[start of Data excerpts]

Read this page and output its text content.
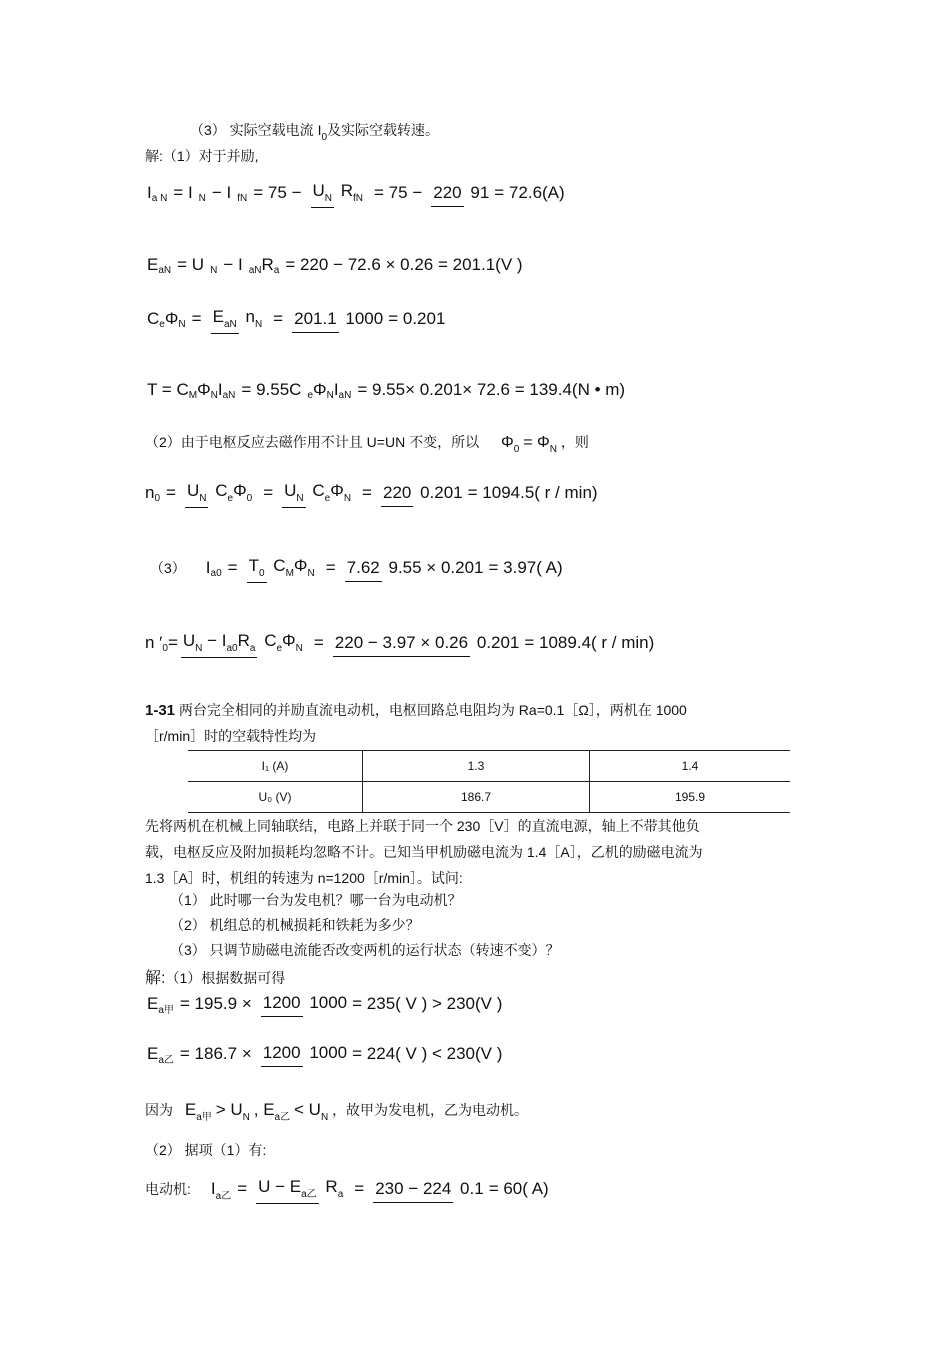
（3） 实际空载电流 $I_0$及实际空载转速。
解:（1）对于并励,
I a N = I N − I fN = 75 − UN RfN = 75 − 220 91 = 72.6(A)
E aN = U N − I aN R a = 220 − 72.6 × 0.26 = 201.1(V )
C e Φ N = EaN nN = 201.1 1000 = 0.201
T = C M Φ N I aN = 9.55C e Φ N I aN = 9.55× 0.201× 72.6 = 139.4(N • m)
（2）由于电枢反应去磁作用不计且 U=UN 不变，所以 $\Phi_0 = \Phi_N$ ，则
n 0 = UN CeΦ0 = UN CeΦN = 220 0.201 = 1094.5( r / min)
（3） I a0 = T0 CMΦN = 7.62 9.55 × 0.201 = 3.97( A)
n ′ 0 = UN − Ia0Ra CeΦN = 220 − 3.97 × 0.26 0.201 = 1089.4( r / min)
1-31 两台完全相同的并励直流电动机，电枢回路总电阻均为 Ra=0.1［Ω］，两机在 1000
［r/min］时的空载特性均为
I₁ (A)	1.3	1.4
U₀ (V)	186.7	195.9
先将两机在机械上同轴联结，电路上并联于同一个 230［V］的直流电源，轴上不带其他负
载，电枢反应及附加损耗均忽略不计。已知当甲机励磁电流为 1.4［A］，乙机的励磁电流为
1.3［A］时，机组的转速为 n=1200［r/min］。试问:
（1） 此时哪一台为发电机？哪一台为电动机？
（2） 机组总的机械损耗和铁耗为多少？
（3） 只调节励磁电流能否改变两机的运行状态（转速不变）？
解:（1）根据数据可得
E a甲 = 195.9 × 1200 1000 = 235( V ) > 230(V )
E a乙 = 186.7 × 1200 1000 = 224( V ) < 230(V )
因为 $E_{a甲} > U_N$ , $E_{a乙} < U_N$ ，故甲为发电机，乙为电动机。
（2） 据项（1）有:
电动机: I a乙 = U − Ea乙 Ra = 230 − 224 0.1 = 60( A)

[end of Data excerpts]

Exercise => How many lines in the records hold the string "CeΦN"? Reply with the number alone.

The answer => 2